_SHORT TASK A_.
In the text on measures of central tendency, what is another name for where most values in a distribution fall?
_SHORT TASK B_.
Translate this sentence from the text on measures of central tendency into Spanish: "The mean (or average) is the sum of all observations divided by the total number of observations."
_SHORT TASK C_.
Carry on the text about measures of central tendency from its last sentence.

_EXCERPT TO READ_.
A Measure of Central Tendency is a summary statistic that represents the center point or typical value of a dataset. These measures indicate where most values in a distribution fall and are also known as the “location” of the data.
The three most common measures are: 1. Mean 2. Median 3. Mode
The mean (or average) is the sum of all observations divided by the total number of observations.
For a sample of size \(n\), the sample mean \(\bar{x}\) is calculated as: \[\bar{x} = \frac{\sum_{i=1}^{n} x_i}{n}\]
Where: - \(\sum\): Sigma notation (summation) - \(x_i\): Each individual value in the dataset - \(n\): The total number of values
Scenario: A teacher wants to find the average score of 5 students in a mini-quiz. Scores: 70, 85, 80, 90, 75.
Calculation: \[\bar{x} = \frac{70 + 85 + 80 + 90 + 75}{5} = \frac{400}{5} = 80\]
scores <- c(70, 85, 80, 90, 75)
mean_score <- mean(scores)
print(paste("The Mean Score is:", mean_score))
## [1] "The Mean Score is: 80"
The median is the middle value of a dataset when it has been arranged in ascending or descending order. It splits the data into two equal halves.

_RECORDED DATA_.
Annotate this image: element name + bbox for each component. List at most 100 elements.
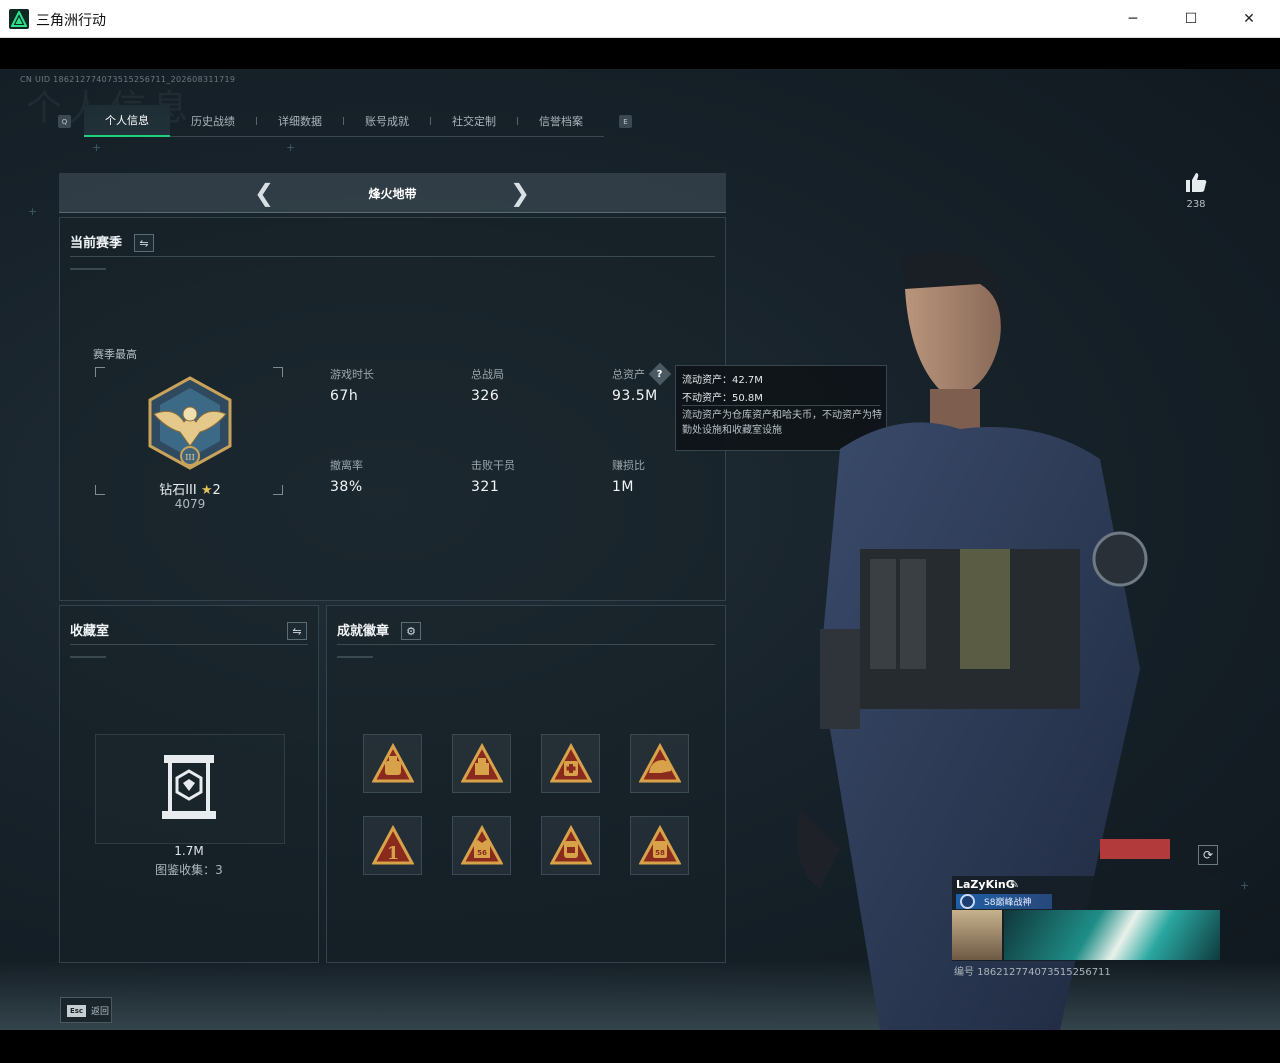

_TASK OUTPUT A_.
The "location" of the data.

_TASK OUTPUT B_.
La media (o promedio) es la suma de todas las observaciones dividida entre el número total de observaciones.

_TASK OUTPUT C_.
Scenario: Weekly salaries of 6 employees in a small startup. Salaries: $500, $600, $550, $3000, $700, $650.
Step 1: Sort: 500, 550, 600, 650, 700, 3000. Step 2: Identify Middle: Since \(n=6\) (even), we average the 3rd and 4th values. \[\text{Median} = \frac{600 + 650}{2} = 625\]
Note: The median is more “robust” than the mean because it isn’t heavily affected by the outlier ($3000).
salaries <- c(500, 600, 550, 3000, 700, 650)
median_salary <- median(salaries)
print(paste("The Median Salary is:", median_salary))
## [1] "The Median Salary is: 625"
The mode is the value that appears most frequently in a dataset.
Scenario: A shoe store records the sizes of sneakers sold in an hour. Sizes: 8, 9, 9, 10, 11, 9, 8, 12, 9.
Calculation: The number “9” appears 4 times, which is more than any other size. Mode = 9.
R does not have a built-in function for mode, but we can find it using a table:
shoe_sizes <- c(8, 9, 9, 10, 11, 9, 8, 12, 9)
counts <- table(shoe_sizes)
mode_val <- names(counts)[counts == max(counts)]
print(paste("The Mode is:", mode_val))
## [1] "The Mode is: 9"
The choice of measure depends on the shape of the distribution and the scale of measurement.
| Measure | Best Used For… | Sensitivity to Outliers |
|---|---|---|
| Mean | Symmetric data (e.g., height, weight) | Highly Sensitive |
| Median | Skewed data (e.g., income, house prices) | Robust (Not affected) |
| Mode | Categorical data (e.g., favorite color) | Not affected |
Imagine a small company with 5 staff members earning $40k, $42k, $45k, $48k, and $150k (the CEO).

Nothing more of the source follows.